**WHAT TO DO:**
Give every line of the data again, unchanged, but with no pictures.
— Start MATERIAL FOR THIS TASK —
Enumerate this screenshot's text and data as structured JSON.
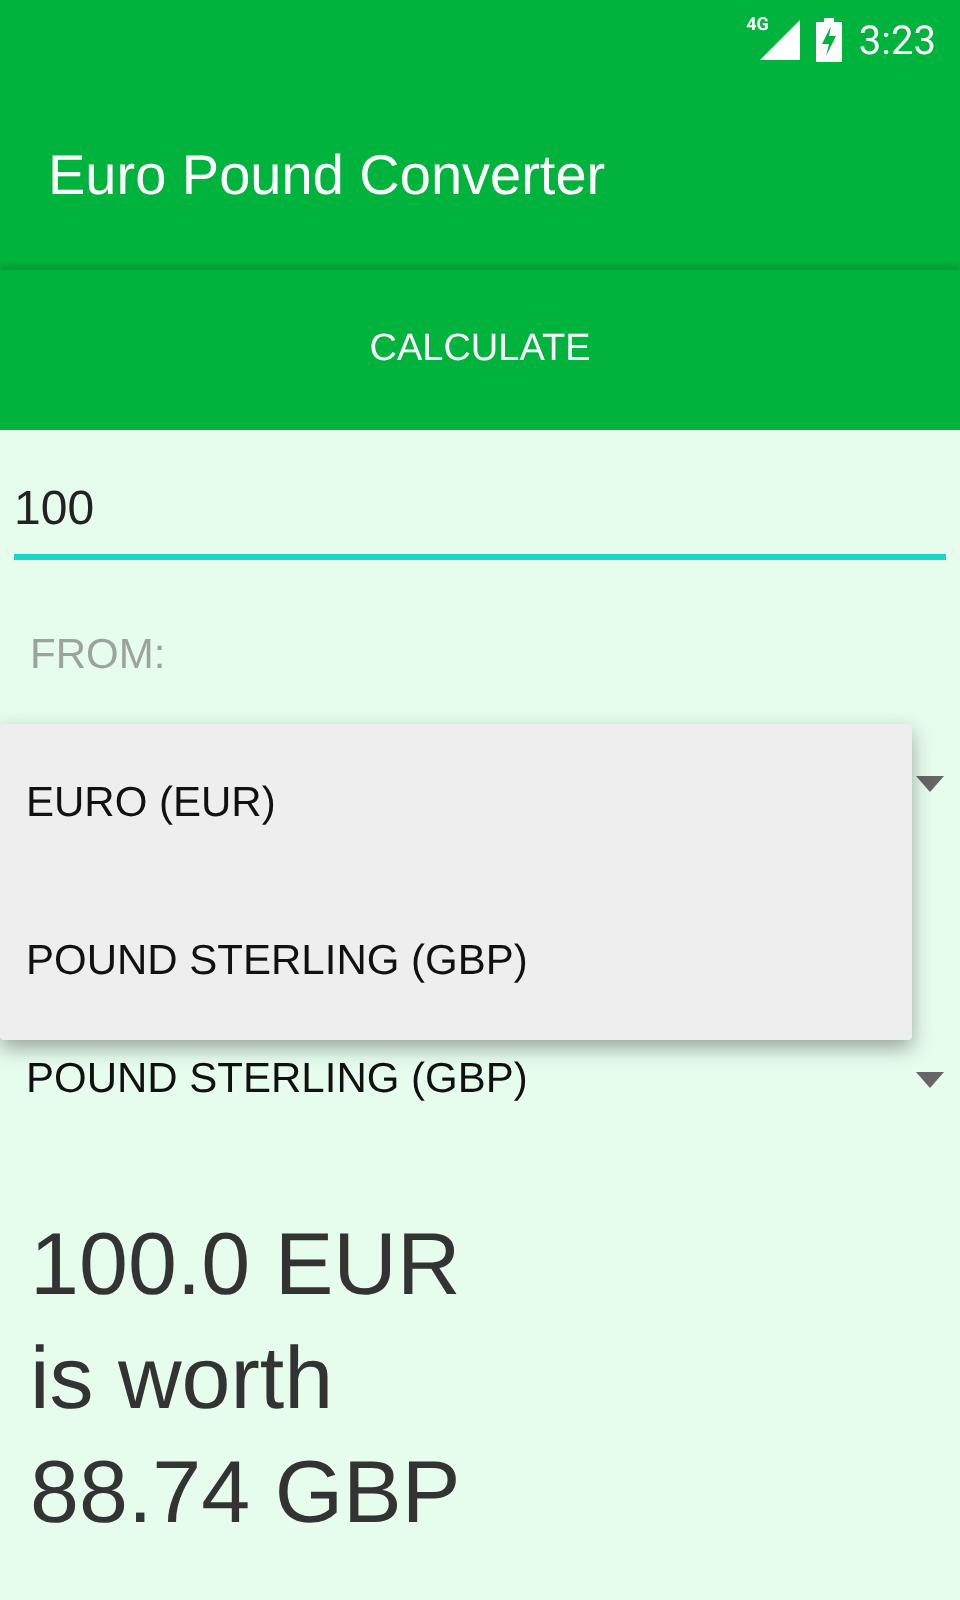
{
  "status_bar": {
    "network": "4G",
    "time": "3:23"
  },
  "app_bar": {
    "title": "Euro Pound Converter"
  },
  "calculate_button": {
    "label": "CALCULATE"
  },
  "amount_field": {
    "value": "100"
  },
  "from_label": "FROM:",
  "from_spinner": {
    "expanded": true
  },
  "dropdown_menu": {
    "options": [
      {
        "label": "EURO (EUR)"
      },
      {
        "label": "POUND STERLING (GBP)"
      }
    ]
  },
  "to_spinner": {
    "value": "POUND STERLING (GBP)"
  },
  "result": {
    "lines": [
      "100.0 EUR",
      "is worth",
      "88.74 GBP"
    ]
  }
}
— End MATERIAL FOR THIS TASK —
**RESULT OF THE TASK:**
Enumerate this screenshot's text and data as structured JSON.
{
  "status_bar": {
    "network": "4G",
    "time": "3:23"
  },
  "app_bar": {
    "title": "Euro Pound Converter"
  },
  "calculate_button": {
    "label": "CALCULATE"
  },
  "amount_field": {
    "value": "100"
  },
  "from_label": "FROM:",
  "from_spinner": {
    "expanded": true
  },
  "dropdown_menu": {
    "options": [
      {
        "label": "EURO (EUR)"
      },
      {
        "label": "POUND STERLING (GBP)"
      }
    ]
  },
  "to_spinner": {
    "value": "POUND STERLING (GBP)"
  },
  "result": {
    "lines": [
      "100.0 EUR",
      "is worth",
      "88.74 GBP"
    ]
  }
}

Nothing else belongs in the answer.